## OBJECTIVE
Repeat each record exactly as written, and drop any images.

— Start of DATA SHOWN —

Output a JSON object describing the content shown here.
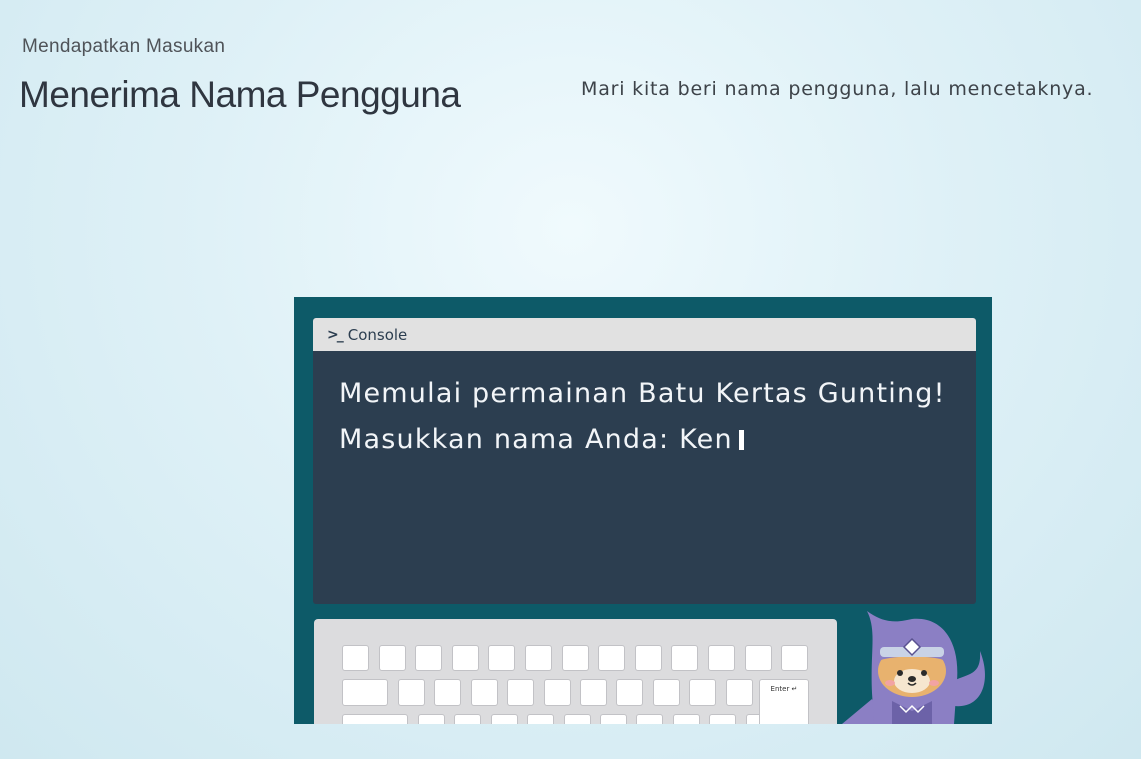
{
  "header": {
    "subtitle": "Mendapatkan Masukan",
    "title": "Menerima Nama Pengguna",
    "description": "Mari kita beri nama pengguna, lalu mencetaknya."
  },
  "console": {
    "tab_label": "Console",
    "lines": [
      "Memulai permainan Batu Kertas Gunting!",
      "Masukkan nama Anda: Ken"
    ]
  },
  "keyboard": {
    "enter_label": "Enter ↵"
  },
  "colors": {
    "stage": "#0d5a68",
    "console_bg": "#2c3e50",
    "console_bar": "#e1e1e1",
    "keyboard_bg": "#dcdcde",
    "mascot": "#8b7fc4"
  },
  "icons": [
    "terminal-prompt-icon",
    "ninja-mascot"
  ]
}
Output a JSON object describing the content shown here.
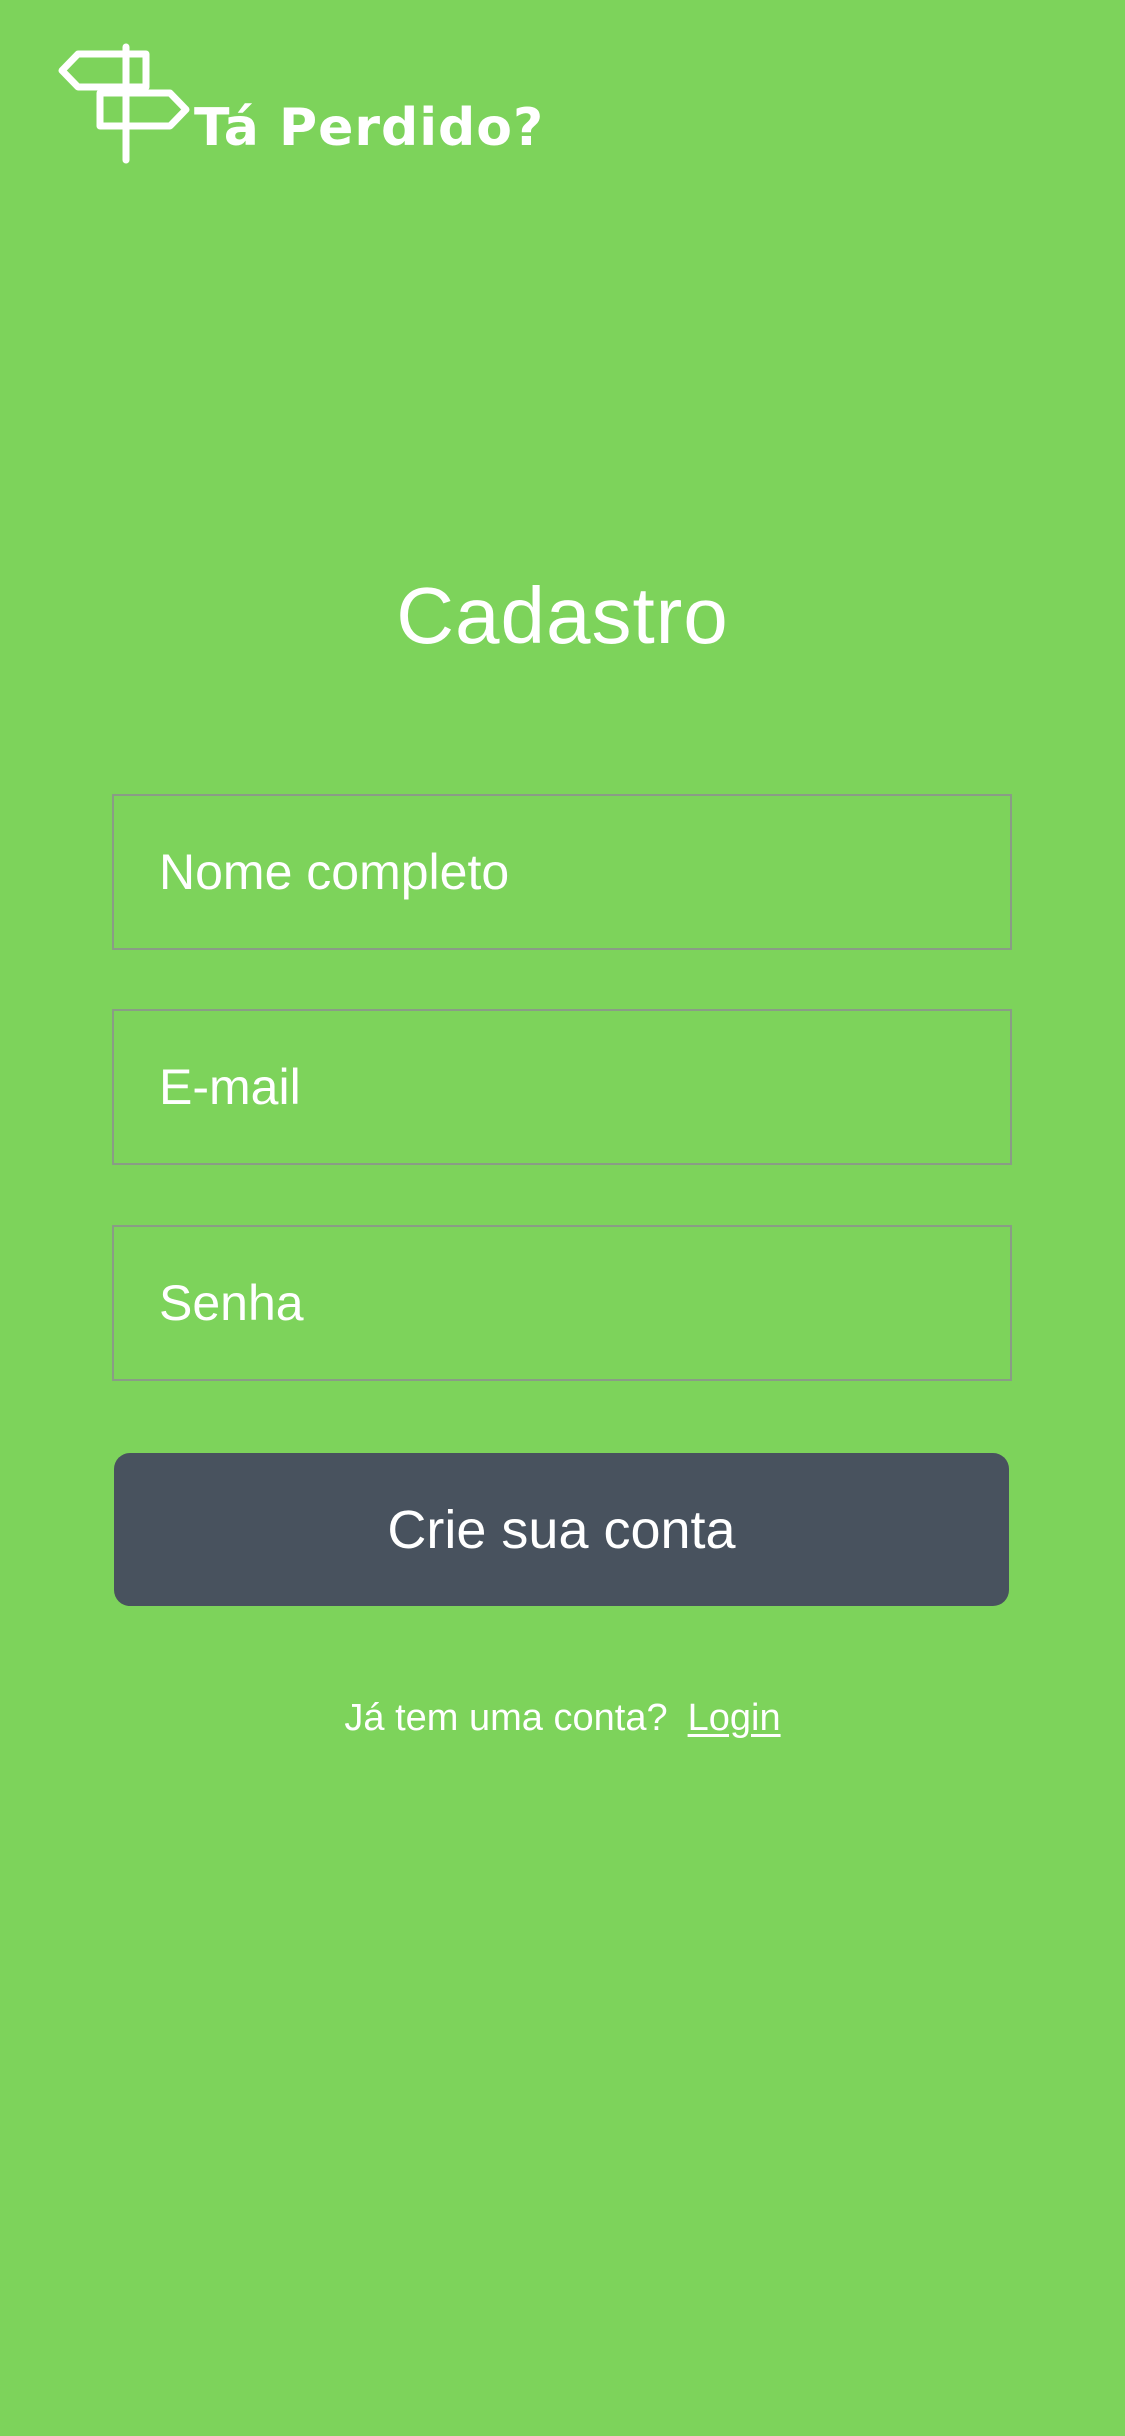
{
  "app": {
    "brand": "Tá Perdido?",
    "logo_icon": "signpost-icon"
  },
  "page": {
    "title": "Cadastro"
  },
  "form": {
    "name_placeholder": "Nome completo",
    "email_placeholder": "E-mail",
    "password_placeholder": "Senha",
    "submit_label": "Crie sua conta"
  },
  "footer": {
    "question": "Já tem uma conta?",
    "login_link": "Login"
  },
  "colors": {
    "background": "#7dd35b",
    "button": "#48525e",
    "field_border": "#8a9c86",
    "text": "#ffffff"
  }
}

— End of DATA SHOWN —

## FINAL RESULT
Output a JSON object describing the content shown here.
{
  "header": {
    "subtitle": "Mendapatkan Masukan",
    "title": "Menerima Nama Pengguna",
    "description": "Mari kita beri nama pengguna, lalu mencetaknya."
  },
  "console": {
    "tab_label": "Console",
    "lines": [
      "Memulai permainan Batu Kertas Gunting!",
      "Masukkan nama Anda: Ken"
    ]
  },
  "keyboard": {
    "enter_label": "Enter ↵"
  },
  "colors": {
    "stage": "#0d5a68",
    "console_bg": "#2c3e50",
    "console_bar": "#e1e1e1",
    "keyboard_bg": "#dcdcde",
    "mascot": "#8b7fc4"
  },
  "icons": [
    "terminal-prompt-icon",
    "ninja-mascot"
  ]
}
Output a JSON object describing the content shown here.
{
  "app": {
    "brand": "Tá Perdido?",
    "logo_icon": "signpost-icon"
  },
  "page": {
    "title": "Cadastro"
  },
  "form": {
    "name_placeholder": "Nome completo",
    "email_placeholder": "E-mail",
    "password_placeholder": "Senha",
    "submit_label": "Crie sua conta"
  },
  "footer": {
    "question": "Já tem uma conta?",
    "login_link": "Login"
  },
  "colors": {
    "background": "#7dd35b",
    "button": "#48525e",
    "field_border": "#8a9c86",
    "text": "#ffffff"
  }
}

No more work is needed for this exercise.